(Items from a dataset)
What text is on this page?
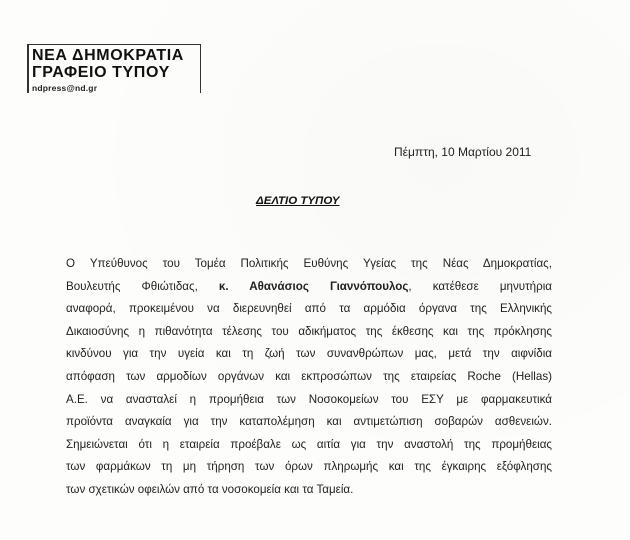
ΝΕΑ ΔΗΜΟΚΡΑΤΙΑ
ΓΡΑΦΕΙΟ ΤΥΠΟΥ
ndpress@nd.gr
Πέμπτη, 10 Μαρτίου 2011
ΔΕΛΤΙΟ ΤΥΠΟΥ
Ο Υπεύθυνος του Τομέα Πολιτικής Ευθύνης Υγείας της Νέας Δημοκρατίας,
Βουλευτής Φθιώτιδας, κ. Αθανάσιος Γιαννόπουλος, κατέθεσε μηνυτήρια
αναφορά, προκειμένου να διερευνηθεί από τα αρμόδια όργανα της Ελληνικής
Δικαιοσύνης η πιθανότητα τέλεσης του αδικήματος της έκθεσης και της πρόκλησης
κινδύνου για την υγεία και τη ζωή των συνανθρώπων μας, μετά την αιφνίδια
απόφαση των αρμοδίων οργάνων και εκπροσώπων της εταιρείας Roche (Hellas)
Α.Ε. να ανασταλεί η προμήθεια των Νοσοκομείων του ΕΣΥ με φαρμακευτικά
προϊόντα αναγκαία για την καταπολέμηση και αντιμετώπιση σοβαρών ασθενειών.
Σημειώνεται ότι η εταιρεία προέβαλε ως αιτία για την αναστολή της προμήθειας
των φαρμάκων τη μη τήρηση των όρων πληρωμής και της έγκαιρης εξόφλησης
των σχετικών οφειλών από τα νοσοκομεία και τα Ταμεία.
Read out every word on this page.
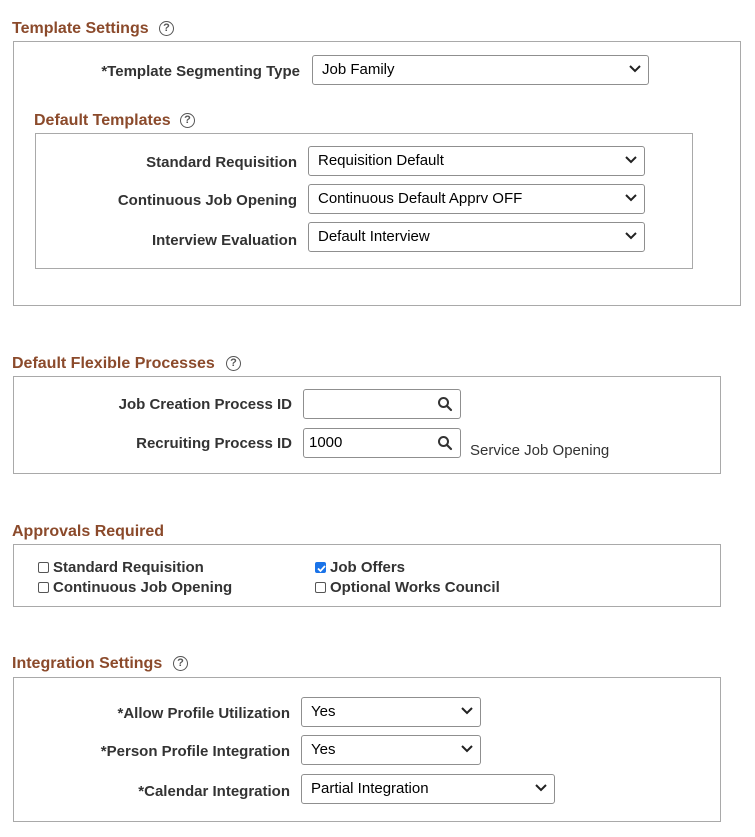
Template Settings	?
*Template Segmenting Type	Job Family
Default Templates	?
Standard Requisition	Requisition Default
Continuous Job Opening	Continuous Default Apprv OFF
Interview Evaluation	Default Interview
Default Flexible Processes	?
Job Creation Process ID
Recruiting Process ID	1000	Service Job Opening
Approvals Required
Standard Requisition	Job Offers
Continuous Job Opening	Optional Works Council
Integration Settings	?
*Allow Profile Utilization	Yes
*Person Profile Integration	Yes
*Calendar Integration	Partial Integration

## PROBLEM TO WORK ON
Beginning with the line that holds "Read out every word on this page." and ending with the last line of the material above, extract every line exactly, pictures excluded.

## COMPLETED TASK
Read out every word on this page.
Template Settings	?
*Template Segmenting Type	Job Family
Default Templates	?
Standard Requisition	Requisition Default
Continuous Job Opening	Continuous Default Apprv OFF
Interview Evaluation	Default Interview
Default Flexible Processes	?
Job Creation Process ID
Recruiting Process ID	1000	Service Job Opening
Approvals Required
Standard Requisition	Job Offers
Continuous Job Opening	Optional Works Council
Integration Settings	?
*Allow Profile Utilization	Yes
*Person Profile Integration	Yes
*Calendar Integration	Partial Integration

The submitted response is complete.